start Supplied records
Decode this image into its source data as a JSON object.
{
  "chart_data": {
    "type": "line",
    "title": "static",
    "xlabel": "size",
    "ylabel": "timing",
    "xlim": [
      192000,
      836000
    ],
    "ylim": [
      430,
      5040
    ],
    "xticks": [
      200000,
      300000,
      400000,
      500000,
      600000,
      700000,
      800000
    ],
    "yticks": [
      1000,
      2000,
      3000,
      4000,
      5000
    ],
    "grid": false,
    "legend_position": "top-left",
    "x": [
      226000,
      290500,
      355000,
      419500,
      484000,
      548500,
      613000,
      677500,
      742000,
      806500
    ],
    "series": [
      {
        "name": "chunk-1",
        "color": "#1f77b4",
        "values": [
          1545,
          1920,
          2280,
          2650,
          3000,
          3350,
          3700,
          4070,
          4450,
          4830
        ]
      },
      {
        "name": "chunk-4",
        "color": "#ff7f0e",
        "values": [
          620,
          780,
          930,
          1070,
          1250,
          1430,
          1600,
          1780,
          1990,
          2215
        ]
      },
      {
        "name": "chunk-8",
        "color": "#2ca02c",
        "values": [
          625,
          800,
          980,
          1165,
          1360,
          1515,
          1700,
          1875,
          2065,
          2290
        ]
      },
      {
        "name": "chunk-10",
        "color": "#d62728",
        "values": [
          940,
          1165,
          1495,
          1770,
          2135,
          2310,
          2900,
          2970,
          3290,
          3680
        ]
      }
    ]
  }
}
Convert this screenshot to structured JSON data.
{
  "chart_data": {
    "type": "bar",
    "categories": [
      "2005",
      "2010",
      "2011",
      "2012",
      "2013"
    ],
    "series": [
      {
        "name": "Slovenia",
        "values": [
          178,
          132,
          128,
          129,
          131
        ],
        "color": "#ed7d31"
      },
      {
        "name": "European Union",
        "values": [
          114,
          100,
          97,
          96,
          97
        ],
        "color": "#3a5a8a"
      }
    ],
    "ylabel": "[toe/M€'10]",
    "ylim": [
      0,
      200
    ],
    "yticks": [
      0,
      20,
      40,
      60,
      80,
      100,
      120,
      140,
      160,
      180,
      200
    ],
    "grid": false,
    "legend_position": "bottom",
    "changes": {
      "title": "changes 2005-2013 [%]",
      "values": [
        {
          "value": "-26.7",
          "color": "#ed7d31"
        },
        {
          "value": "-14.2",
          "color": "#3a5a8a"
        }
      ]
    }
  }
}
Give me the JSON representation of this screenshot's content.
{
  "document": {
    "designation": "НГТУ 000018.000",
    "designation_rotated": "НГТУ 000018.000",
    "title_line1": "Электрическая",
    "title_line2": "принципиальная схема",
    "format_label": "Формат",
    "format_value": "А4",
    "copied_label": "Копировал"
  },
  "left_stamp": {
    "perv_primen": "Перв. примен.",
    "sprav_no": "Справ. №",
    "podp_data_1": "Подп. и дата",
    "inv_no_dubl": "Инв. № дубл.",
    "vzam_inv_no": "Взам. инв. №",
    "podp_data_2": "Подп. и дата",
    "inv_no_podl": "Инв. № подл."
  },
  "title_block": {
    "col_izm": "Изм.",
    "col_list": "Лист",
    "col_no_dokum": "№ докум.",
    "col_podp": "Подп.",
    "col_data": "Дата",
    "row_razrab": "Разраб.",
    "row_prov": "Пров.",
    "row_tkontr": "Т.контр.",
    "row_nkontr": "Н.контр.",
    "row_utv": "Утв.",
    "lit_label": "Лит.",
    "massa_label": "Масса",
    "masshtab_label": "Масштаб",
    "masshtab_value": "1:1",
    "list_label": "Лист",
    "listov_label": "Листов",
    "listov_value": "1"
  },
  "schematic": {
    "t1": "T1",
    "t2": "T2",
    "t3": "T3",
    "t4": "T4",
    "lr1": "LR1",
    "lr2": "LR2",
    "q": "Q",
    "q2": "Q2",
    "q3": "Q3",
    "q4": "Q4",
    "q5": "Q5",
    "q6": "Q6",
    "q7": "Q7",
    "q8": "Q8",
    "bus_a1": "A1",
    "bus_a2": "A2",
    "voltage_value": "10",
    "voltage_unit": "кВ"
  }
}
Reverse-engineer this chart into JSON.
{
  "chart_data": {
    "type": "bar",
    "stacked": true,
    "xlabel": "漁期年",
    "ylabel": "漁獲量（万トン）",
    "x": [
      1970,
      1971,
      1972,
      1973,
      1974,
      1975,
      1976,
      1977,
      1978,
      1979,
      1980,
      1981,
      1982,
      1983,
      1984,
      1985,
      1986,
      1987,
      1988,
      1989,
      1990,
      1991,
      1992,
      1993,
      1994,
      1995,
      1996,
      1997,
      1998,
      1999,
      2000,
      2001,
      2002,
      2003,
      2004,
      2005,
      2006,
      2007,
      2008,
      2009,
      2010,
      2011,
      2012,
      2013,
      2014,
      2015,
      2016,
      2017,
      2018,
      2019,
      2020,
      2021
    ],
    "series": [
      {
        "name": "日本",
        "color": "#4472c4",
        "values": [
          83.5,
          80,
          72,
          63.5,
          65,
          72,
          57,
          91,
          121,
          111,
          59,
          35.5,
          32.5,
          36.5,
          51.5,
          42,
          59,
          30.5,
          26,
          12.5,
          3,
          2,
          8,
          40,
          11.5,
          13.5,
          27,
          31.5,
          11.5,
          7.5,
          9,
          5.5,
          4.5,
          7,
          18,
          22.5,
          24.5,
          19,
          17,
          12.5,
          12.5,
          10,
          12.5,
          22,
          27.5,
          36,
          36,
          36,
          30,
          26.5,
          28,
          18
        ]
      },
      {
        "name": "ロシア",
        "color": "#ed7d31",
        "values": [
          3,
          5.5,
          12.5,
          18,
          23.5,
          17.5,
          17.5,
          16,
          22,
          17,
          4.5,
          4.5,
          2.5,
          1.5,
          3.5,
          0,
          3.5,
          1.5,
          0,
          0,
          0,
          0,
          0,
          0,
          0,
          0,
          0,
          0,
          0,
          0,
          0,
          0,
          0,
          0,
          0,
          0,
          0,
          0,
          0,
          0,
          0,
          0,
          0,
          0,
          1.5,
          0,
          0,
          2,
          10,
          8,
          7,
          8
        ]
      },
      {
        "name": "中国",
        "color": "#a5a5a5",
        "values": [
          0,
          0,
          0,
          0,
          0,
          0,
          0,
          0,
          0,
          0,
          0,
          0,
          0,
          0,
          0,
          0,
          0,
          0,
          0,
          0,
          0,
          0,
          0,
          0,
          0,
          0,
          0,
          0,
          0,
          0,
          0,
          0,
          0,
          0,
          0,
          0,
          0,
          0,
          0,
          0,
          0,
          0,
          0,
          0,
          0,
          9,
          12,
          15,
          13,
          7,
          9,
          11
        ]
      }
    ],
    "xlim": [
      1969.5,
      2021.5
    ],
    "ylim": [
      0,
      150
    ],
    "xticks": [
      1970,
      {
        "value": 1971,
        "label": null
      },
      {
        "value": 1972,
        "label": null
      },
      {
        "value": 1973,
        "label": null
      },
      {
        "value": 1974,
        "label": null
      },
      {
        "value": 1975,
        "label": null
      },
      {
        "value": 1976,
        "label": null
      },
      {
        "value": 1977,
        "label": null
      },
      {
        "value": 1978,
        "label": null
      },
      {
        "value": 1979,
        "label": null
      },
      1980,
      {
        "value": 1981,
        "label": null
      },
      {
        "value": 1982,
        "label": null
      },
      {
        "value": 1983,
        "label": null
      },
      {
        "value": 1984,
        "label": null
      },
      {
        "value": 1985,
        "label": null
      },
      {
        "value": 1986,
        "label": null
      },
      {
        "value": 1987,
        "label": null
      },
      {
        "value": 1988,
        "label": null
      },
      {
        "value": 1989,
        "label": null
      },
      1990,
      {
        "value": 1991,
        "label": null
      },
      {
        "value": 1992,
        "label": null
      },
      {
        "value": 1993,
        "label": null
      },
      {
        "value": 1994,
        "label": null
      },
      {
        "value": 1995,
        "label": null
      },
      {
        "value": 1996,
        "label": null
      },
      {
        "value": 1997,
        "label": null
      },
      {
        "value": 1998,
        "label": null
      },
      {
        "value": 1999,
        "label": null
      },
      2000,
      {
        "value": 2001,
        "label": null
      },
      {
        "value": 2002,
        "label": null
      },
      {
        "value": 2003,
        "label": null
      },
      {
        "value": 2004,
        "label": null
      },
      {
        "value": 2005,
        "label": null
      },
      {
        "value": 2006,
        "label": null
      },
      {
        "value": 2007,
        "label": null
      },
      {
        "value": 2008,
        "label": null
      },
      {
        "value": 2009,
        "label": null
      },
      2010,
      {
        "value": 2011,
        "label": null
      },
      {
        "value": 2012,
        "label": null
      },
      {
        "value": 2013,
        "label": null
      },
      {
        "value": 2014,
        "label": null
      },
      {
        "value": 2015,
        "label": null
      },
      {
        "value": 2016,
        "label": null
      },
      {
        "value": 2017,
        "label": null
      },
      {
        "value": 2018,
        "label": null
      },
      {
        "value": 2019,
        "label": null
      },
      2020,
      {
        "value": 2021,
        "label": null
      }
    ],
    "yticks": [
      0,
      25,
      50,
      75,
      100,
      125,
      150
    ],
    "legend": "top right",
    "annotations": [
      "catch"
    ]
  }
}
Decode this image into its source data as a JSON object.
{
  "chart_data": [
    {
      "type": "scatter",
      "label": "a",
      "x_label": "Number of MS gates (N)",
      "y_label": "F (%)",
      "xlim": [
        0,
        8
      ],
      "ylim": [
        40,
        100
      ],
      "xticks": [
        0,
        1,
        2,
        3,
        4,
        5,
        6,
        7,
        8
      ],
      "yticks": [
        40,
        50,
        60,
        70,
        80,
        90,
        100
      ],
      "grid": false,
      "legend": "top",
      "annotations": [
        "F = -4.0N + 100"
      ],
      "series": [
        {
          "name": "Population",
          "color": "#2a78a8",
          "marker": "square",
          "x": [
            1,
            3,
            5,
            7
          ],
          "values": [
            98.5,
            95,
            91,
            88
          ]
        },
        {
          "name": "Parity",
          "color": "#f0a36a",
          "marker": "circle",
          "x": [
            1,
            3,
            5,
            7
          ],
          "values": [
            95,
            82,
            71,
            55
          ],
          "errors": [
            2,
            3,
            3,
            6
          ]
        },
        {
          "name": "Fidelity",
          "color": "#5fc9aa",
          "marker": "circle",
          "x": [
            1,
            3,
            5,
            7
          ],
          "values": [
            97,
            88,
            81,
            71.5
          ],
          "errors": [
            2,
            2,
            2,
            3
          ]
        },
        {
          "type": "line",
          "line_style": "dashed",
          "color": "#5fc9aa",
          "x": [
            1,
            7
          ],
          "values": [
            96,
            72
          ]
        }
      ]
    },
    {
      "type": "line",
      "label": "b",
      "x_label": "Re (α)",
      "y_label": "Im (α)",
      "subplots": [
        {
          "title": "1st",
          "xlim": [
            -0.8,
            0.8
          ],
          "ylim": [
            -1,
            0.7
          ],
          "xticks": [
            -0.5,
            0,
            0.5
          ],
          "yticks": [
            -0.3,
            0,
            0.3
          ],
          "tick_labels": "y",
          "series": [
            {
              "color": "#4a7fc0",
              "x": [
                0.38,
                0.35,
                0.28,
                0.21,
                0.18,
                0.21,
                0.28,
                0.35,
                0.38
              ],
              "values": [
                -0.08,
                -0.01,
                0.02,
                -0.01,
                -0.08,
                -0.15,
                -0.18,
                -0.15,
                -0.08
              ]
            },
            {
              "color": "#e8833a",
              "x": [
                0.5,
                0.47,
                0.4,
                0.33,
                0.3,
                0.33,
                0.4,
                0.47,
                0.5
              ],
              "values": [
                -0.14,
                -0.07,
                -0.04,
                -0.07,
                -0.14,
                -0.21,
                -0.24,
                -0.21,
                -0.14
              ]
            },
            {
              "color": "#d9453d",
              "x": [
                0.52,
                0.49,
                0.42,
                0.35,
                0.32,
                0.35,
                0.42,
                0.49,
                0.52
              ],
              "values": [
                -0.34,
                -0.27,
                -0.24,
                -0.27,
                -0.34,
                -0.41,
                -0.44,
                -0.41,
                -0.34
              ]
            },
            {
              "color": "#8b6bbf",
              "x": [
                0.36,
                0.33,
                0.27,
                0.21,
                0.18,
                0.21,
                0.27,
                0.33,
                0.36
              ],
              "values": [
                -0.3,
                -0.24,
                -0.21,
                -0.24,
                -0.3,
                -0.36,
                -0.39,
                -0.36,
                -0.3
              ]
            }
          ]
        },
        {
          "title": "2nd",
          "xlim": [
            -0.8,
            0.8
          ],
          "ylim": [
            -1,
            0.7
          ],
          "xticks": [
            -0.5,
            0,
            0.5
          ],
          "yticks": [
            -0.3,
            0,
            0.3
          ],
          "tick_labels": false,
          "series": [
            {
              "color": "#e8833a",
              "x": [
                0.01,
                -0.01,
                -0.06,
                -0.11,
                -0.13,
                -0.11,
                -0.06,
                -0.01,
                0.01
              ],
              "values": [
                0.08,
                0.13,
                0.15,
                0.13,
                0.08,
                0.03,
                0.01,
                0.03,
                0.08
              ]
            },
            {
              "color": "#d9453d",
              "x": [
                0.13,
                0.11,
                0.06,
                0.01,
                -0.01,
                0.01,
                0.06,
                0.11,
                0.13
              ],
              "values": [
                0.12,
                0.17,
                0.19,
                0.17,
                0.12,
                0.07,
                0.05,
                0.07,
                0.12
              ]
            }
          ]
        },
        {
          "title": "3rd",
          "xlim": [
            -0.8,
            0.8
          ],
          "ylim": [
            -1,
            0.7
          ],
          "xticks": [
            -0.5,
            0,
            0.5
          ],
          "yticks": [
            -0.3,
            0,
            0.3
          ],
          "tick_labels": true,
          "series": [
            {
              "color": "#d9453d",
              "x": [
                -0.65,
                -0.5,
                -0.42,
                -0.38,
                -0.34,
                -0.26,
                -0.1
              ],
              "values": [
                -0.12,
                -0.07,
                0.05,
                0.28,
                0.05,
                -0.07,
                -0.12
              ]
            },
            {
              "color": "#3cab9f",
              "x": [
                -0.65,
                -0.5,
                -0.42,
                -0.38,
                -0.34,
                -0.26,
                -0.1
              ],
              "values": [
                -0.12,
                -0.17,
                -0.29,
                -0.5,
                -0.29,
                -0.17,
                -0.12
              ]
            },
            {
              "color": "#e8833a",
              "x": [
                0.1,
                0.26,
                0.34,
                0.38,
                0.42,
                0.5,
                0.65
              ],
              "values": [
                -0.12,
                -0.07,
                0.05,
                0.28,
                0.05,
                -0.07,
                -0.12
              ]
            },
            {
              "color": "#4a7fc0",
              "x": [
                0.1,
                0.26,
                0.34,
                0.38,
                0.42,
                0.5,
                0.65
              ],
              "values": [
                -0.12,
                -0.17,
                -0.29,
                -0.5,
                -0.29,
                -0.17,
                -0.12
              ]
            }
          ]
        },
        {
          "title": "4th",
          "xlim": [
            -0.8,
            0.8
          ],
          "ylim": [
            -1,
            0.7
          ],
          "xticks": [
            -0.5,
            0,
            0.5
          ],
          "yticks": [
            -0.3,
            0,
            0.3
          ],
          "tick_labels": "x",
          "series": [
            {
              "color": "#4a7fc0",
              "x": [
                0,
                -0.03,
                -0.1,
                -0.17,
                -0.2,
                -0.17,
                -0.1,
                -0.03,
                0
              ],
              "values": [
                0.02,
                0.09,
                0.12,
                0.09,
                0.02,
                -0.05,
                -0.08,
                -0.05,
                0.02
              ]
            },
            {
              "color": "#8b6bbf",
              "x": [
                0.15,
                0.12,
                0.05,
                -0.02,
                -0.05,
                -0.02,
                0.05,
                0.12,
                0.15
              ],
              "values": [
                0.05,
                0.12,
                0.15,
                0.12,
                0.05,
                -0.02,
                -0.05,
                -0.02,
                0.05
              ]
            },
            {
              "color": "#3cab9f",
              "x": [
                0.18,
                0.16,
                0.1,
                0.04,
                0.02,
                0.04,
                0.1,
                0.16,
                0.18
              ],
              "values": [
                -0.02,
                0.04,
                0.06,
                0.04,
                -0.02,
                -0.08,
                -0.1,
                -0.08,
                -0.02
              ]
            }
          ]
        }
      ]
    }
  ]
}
end Supplied records
→ Exercise directions
Of the lines in the material above, state how many contain the string "name"; give no other text.

→ The response
12